**Material for this task**:
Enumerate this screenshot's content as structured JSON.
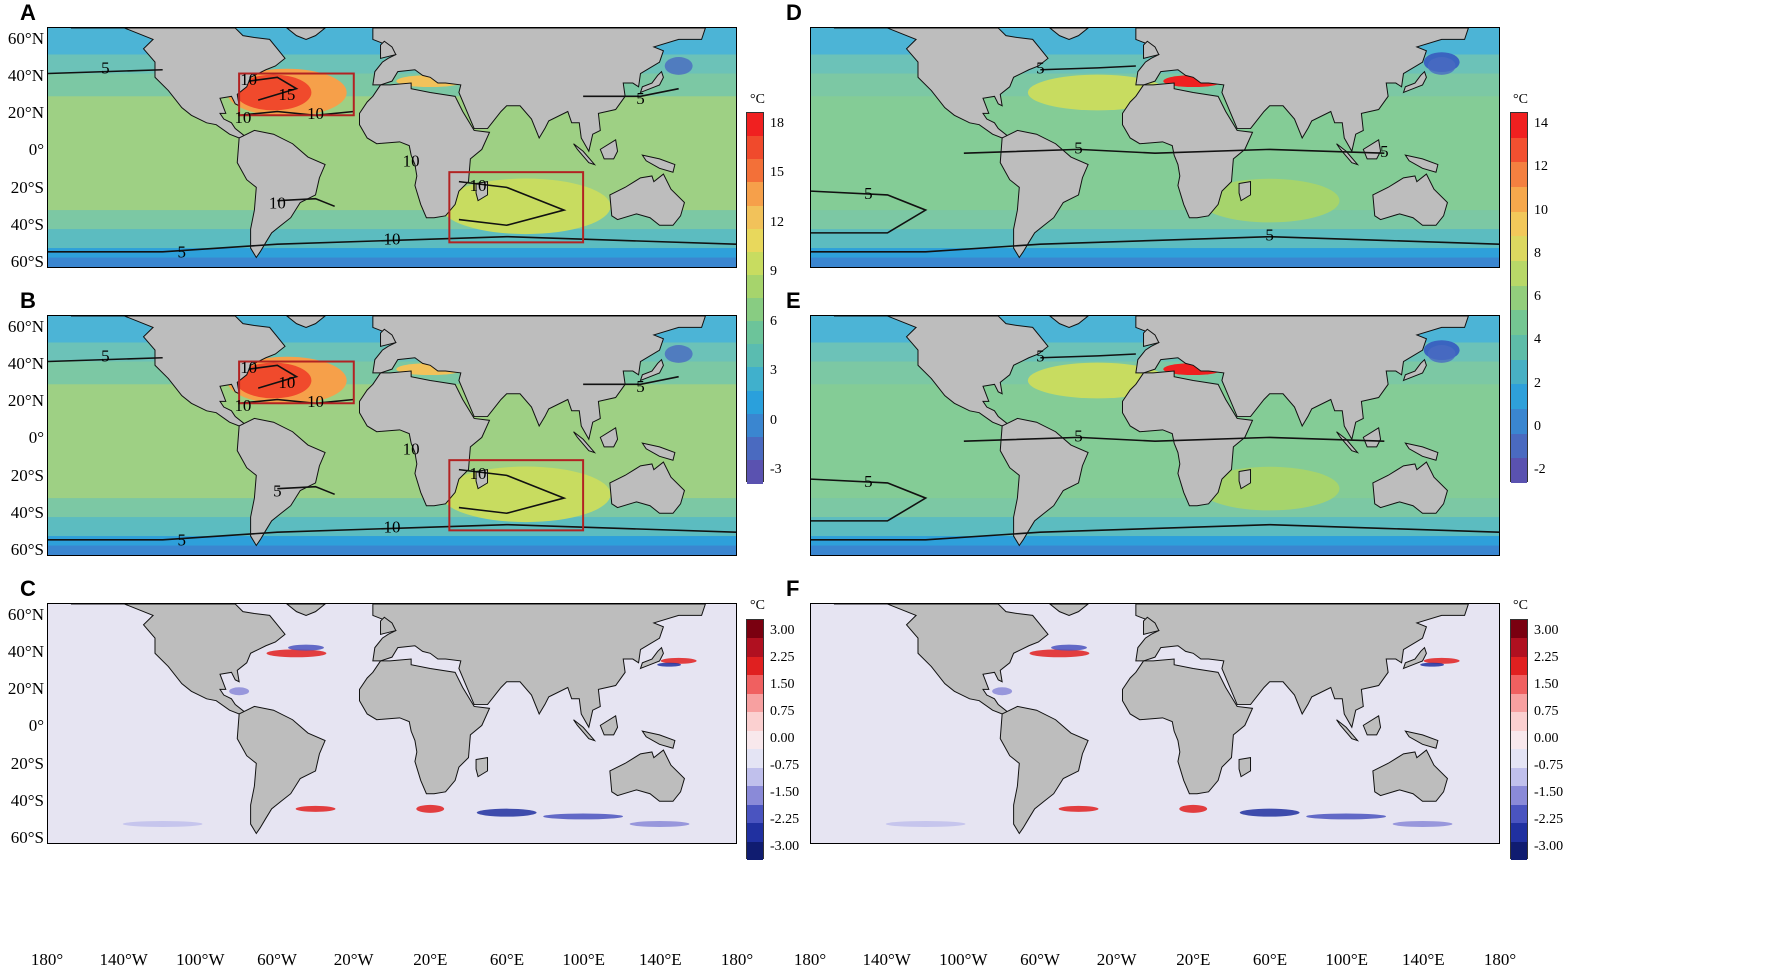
{
  "panels": [
    {
      "letter": "A"
    },
    {
      "letter": "B"
    },
    {
      "letter": "C"
    },
    {
      "letter": "D"
    },
    {
      "letter": "E"
    },
    {
      "letter": "F"
    }
  ],
  "lat_labels": [
    "60°N",
    "40°N",
    "20°N",
    "0°",
    "20°S",
    "40°S",
    "60°S"
  ],
  "lon_labels": [
    "180°",
    "140°W",
    "100°W",
    "60°W",
    "20°W",
    "20°E",
    "60°E",
    "100°E",
    "140°E",
    "180°"
  ],
  "colorbars": {
    "abc_top": {
      "unit": "°C",
      "ticks": [
        "18",
        "15",
        "12",
        "9",
        "6",
        "3",
        "0",
        "-3"
      ],
      "colors": [
        "#f02020",
        "#f04a2c",
        "#f37038",
        "#f6a04a",
        "#f2c25a",
        "#e8d85c",
        "#c8dc60",
        "#a6d46c",
        "#88cc82",
        "#6cc49a",
        "#5abcb0",
        "#40b0cc",
        "#2aa0dc",
        "#3a86d0",
        "#4a6ac0",
        "#5a52b0"
      ]
    },
    "diff": {
      "unit": "°C",
      "ticks": [
        "3.00",
        "2.25",
        "1.50",
        "0.75",
        "0.00",
        "-0.75",
        "-1.50",
        "-2.25",
        "-3.00"
      ],
      "colors": [
        "#7a0010",
        "#b01020",
        "#e02020",
        "#f06060",
        "#f7a0a0",
        "#fbd0d0",
        "#f8e8ec",
        "#e4e4f4",
        "#c0c0ec",
        "#8a8ad8",
        "#4a54c0",
        "#2030a0",
        "#101c70"
      ]
    },
    "de_top": {
      "unit": "°C",
      "ticks": [
        "14",
        "12",
        "10",
        "8",
        "6",
        "4",
        "2",
        "0",
        "-2"
      ],
      "colors": [
        "#f02020",
        "#f25030",
        "#f48040",
        "#f6a84c",
        "#f2c85a",
        "#dcd860",
        "#b8d868",
        "#92ce7c",
        "#74c692",
        "#5ebca8",
        "#48b0c4",
        "#2ea0da",
        "#3a86d0",
        "#4a6ac0",
        "#5a52b0"
      ]
    }
  },
  "contour_labels": {
    "A": [
      "5",
      "10",
      "15",
      "10",
      "10",
      "10",
      "10",
      "10",
      "5",
      "5",
      "10"
    ],
    "B": [
      "5",
      "10",
      "10",
      "10",
      "10",
      "10",
      "10",
      "5",
      "5",
      "5",
      "10"
    ],
    "D": [
      "5",
      "5",
      "5",
      "5",
      "5"
    ],
    "E": [
      "5",
      "5",
      "5"
    ]
  }
}
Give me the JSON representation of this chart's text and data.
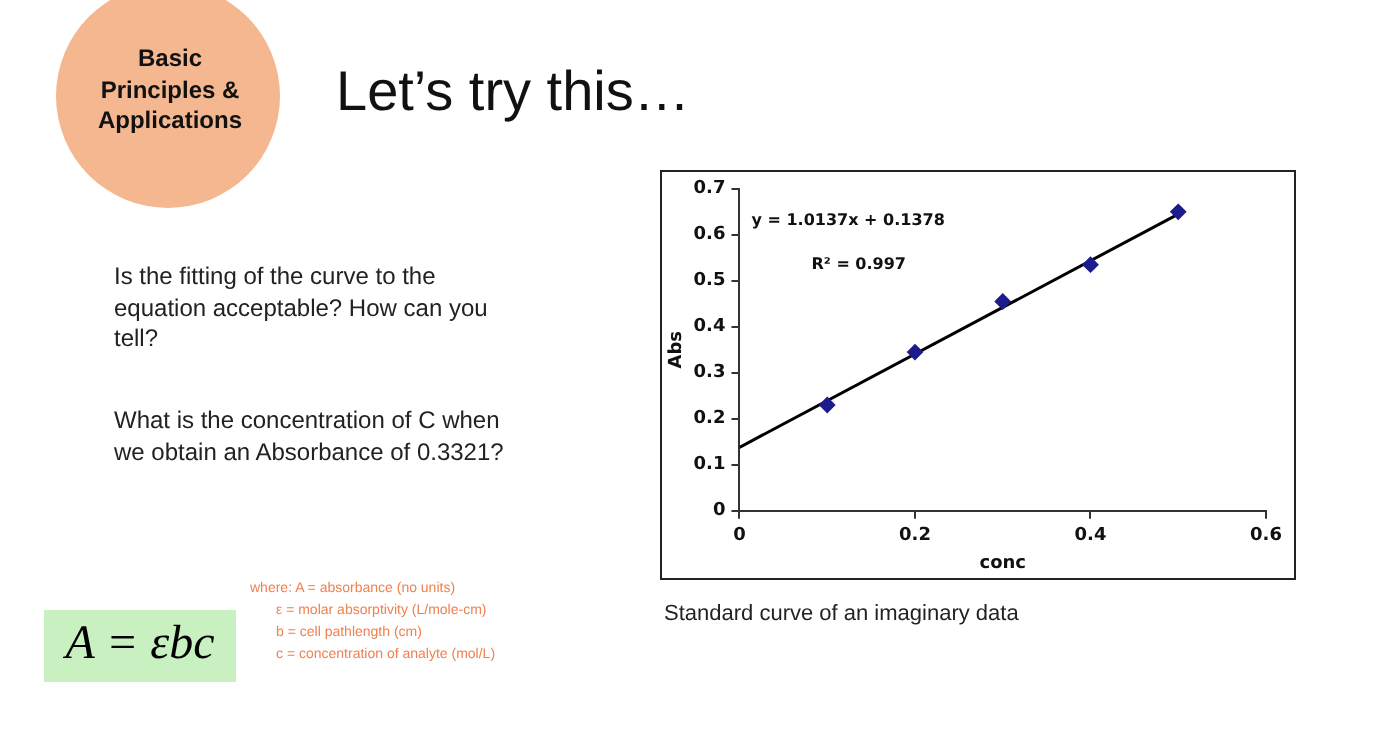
{
  "chart_data": {
    "type": "scatter",
    "title": "Let’s try this…",
    "xlabel": "conc",
    "ylabel": "Abs",
    "xlim": [
      0,
      0.6
    ],
    "xticks": [
      0,
      0.2,
      0.4,
      0.6
    ],
    "ylim": [
      0,
      0.7
    ],
    "yticks": [
      0,
      0.1,
      0.2,
      0.3,
      0.4,
      0.5,
      0.6,
      0.7
    ],
    "grid": false,
    "legend": false,
    "series": [
      {
        "marker": "diamond",
        "color": "#1c1c8c",
        "x": [
          0.1,
          0.2,
          0.3,
          0.4,
          0.5
        ],
        "values": [
          0.23,
          0.345,
          0.455,
          0.535,
          0.65
        ]
      },
      {
        "type": "line",
        "marker": "none",
        "color": "#000000",
        "x": [
          0,
          0.5
        ],
        "values": [
          0.138,
          0.645
        ]
      }
    ],
    "annotations": [
      "y = 1.0137x + 0.1378",
      "R² = 0.997",
      "Standard curve of an imaginary data",
      "Basic Principles & Applications",
      "Is the fitting of the curve to the equation acceptable? How can you tell?",
      "What is the concentration of C when we obtain an Absorbance of 0.3321?",
      "A = εbc",
      "where: A = absorbance (no units)",
      "ε = molar absorptivity (L/mole-cm)",
      "b = cell pathlength (cm)",
      "c = concentration of analyte (mol/L)"
    ]
  }
}
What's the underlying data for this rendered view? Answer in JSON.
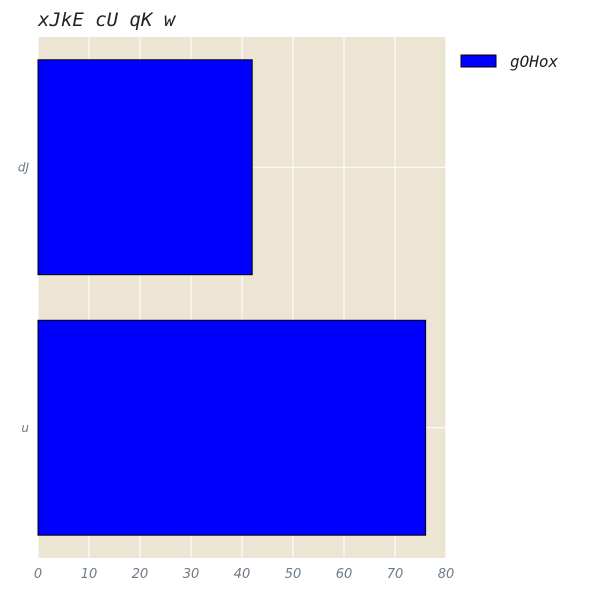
{
  "chart_data": {
    "type": "bar",
    "orientation": "horizontal",
    "title": "xJkE cU qK w",
    "categories": [
      "dJ",
      "u"
    ],
    "series": [
      {
        "name": "gOHox",
        "values": [
          42,
          76
        ],
        "color": "#0000ff"
      }
    ],
    "xlim": [
      0,
      80
    ],
    "xticks": [
      0,
      10,
      20,
      30,
      40,
      50,
      60,
      70,
      80
    ],
    "xlabel": "",
    "ylabel": "",
    "grid": true,
    "legend_position": "top-right-outside",
    "background_color": "#ede5d4",
    "grid_color": "#ffffff",
    "tick_label_color": "#6b7b88",
    "edge_color": "#000000"
  }
}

**Exercise details**:
Go back to the records above and write them out exactly, without the pictures.

**Reply to the exercise**:
Enumerate this screenshot's content as structured JSON.
{
  "panels": [
    {
      "letter": "A"
    },
    {
      "letter": "B"
    },
    {
      "letter": "C"
    },
    {
      "letter": "D"
    },
    {
      "letter": "E"
    },
    {
      "letter": "F"
    }
  ],
  "lat_labels": [
    "60°N",
    "40°N",
    "20°N",
    "0°",
    "20°S",
    "40°S",
    "60°S"
  ],
  "lon_labels": [
    "180°",
    "140°W",
    "100°W",
    "60°W",
    "20°W",
    "20°E",
    "60°E",
    "100°E",
    "140°E",
    "180°"
  ],
  "colorbars": {
    "abc_top": {
      "unit": "°C",
      "ticks": [
        "18",
        "15",
        "12",
        "9",
        "6",
        "3",
        "0",
        "-3"
      ],
      "colors": [
        "#f02020",
        "#f04a2c",
        "#f37038",
        "#f6a04a",
        "#f2c25a",
        "#e8d85c",
        "#c8dc60",
        "#a6d46c",
        "#88cc82",
        "#6cc49a",
        "#5abcb0",
        "#40b0cc",
        "#2aa0dc",
        "#3a86d0",
        "#4a6ac0",
        "#5a52b0"
      ]
    },
    "diff": {
      "unit": "°C",
      "ticks": [
        "3.00",
        "2.25",
        "1.50",
        "0.75",
        "0.00",
        "-0.75",
        "-1.50",
        "-2.25",
        "-3.00"
      ],
      "colors": [
        "#7a0010",
        "#b01020",
        "#e02020",
        "#f06060",
        "#f7a0a0",
        "#fbd0d0",
        "#f8e8ec",
        "#e4e4f4",
        "#c0c0ec",
        "#8a8ad8",
        "#4a54c0",
        "#2030a0",
        "#101c70"
      ]
    },
    "de_top": {
      "unit": "°C",
      "ticks": [
        "14",
        "12",
        "10",
        "8",
        "6",
        "4",
        "2",
        "0",
        "-2"
      ],
      "colors": [
        "#f02020",
        "#f25030",
        "#f48040",
        "#f6a84c",
        "#f2c85a",
        "#dcd860",
        "#b8d868",
        "#92ce7c",
        "#74c692",
        "#5ebca8",
        "#48b0c4",
        "#2ea0da",
        "#3a86d0",
        "#4a6ac0",
        "#5a52b0"
      ]
    }
  },
  "contour_labels": {
    "A": [
      "5",
      "10",
      "15",
      "10",
      "10",
      "10",
      "10",
      "10",
      "5",
      "5",
      "10"
    ],
    "B": [
      "5",
      "10",
      "10",
      "10",
      "10",
      "10",
      "10",
      "5",
      "5",
      "5",
      "10"
    ],
    "D": [
      "5",
      "5",
      "5",
      "5",
      "5"
    ],
    "E": [
      "5",
      "5",
      "5"
    ]
  }
}
Give me the JSON representation of this chart's text and data.
{
  "chart_data": {
    "type": "scatter",
    "title": "Let’s try this…",
    "xlabel": "conc",
    "ylabel": "Abs",
    "xlim": [
      0,
      0.6
    ],
    "xticks": [
      0,
      0.2,
      0.4,
      0.6
    ],
    "ylim": [
      0,
      0.7
    ],
    "yticks": [
      0,
      0.1,
      0.2,
      0.3,
      0.4,
      0.5,
      0.6,
      0.7
    ],
    "grid": false,
    "legend": false,
    "series": [
      {
        "marker": "diamond",
        "color": "#1c1c8c",
        "x": [
          0.1,
          0.2,
          0.3,
          0.4,
          0.5
        ],
        "values": [
          0.23,
          0.345,
          0.455,
          0.535,
          0.65
        ]
      },
      {
        "type": "line",
        "marker": "none",
        "color": "#000000",
        "x": [
          0,
          0.5
        ],
        "values": [
          0.138,
          0.645
        ]
      }
    ],
    "annotations": [
      "y = 1.0137x + 0.1378",
      "R² = 0.997",
      "Standard curve of an imaginary data",
      "Basic Principles & Applications",
      "Is the fitting of the curve to the equation acceptable? How can you tell?",
      "What is the concentration of C when we obtain an Absorbance of 0.3321?",
      "A = εbc",
      "where: A = absorbance (no units)",
      "ε = molar absorptivity (L/mole-cm)",
      "b = cell pathlength (cm)",
      "c = concentration of analyte (mol/L)"
    ]
  }
}
What's the underlying data for this rendered view? Answer in JSON.
{
  "chart_data": {
    "type": "bar",
    "orientation": "horizontal",
    "title": "xJkE cU qK w",
    "categories": [
      "dJ",
      "u"
    ],
    "series": [
      {
        "name": "gOHox",
        "values": [
          42,
          76
        ],
        "color": "#0000ff"
      }
    ],
    "xlim": [
      0,
      80
    ],
    "xticks": [
      0,
      10,
      20,
      30,
      40,
      50,
      60,
      70,
      80
    ],
    "xlabel": "",
    "ylabel": "",
    "grid": true,
    "legend_position": "top-right-outside",
    "background_color": "#ede5d4",
    "grid_color": "#ffffff",
    "tick_label_color": "#6b7b88",
    "edge_color": "#000000"
  }
}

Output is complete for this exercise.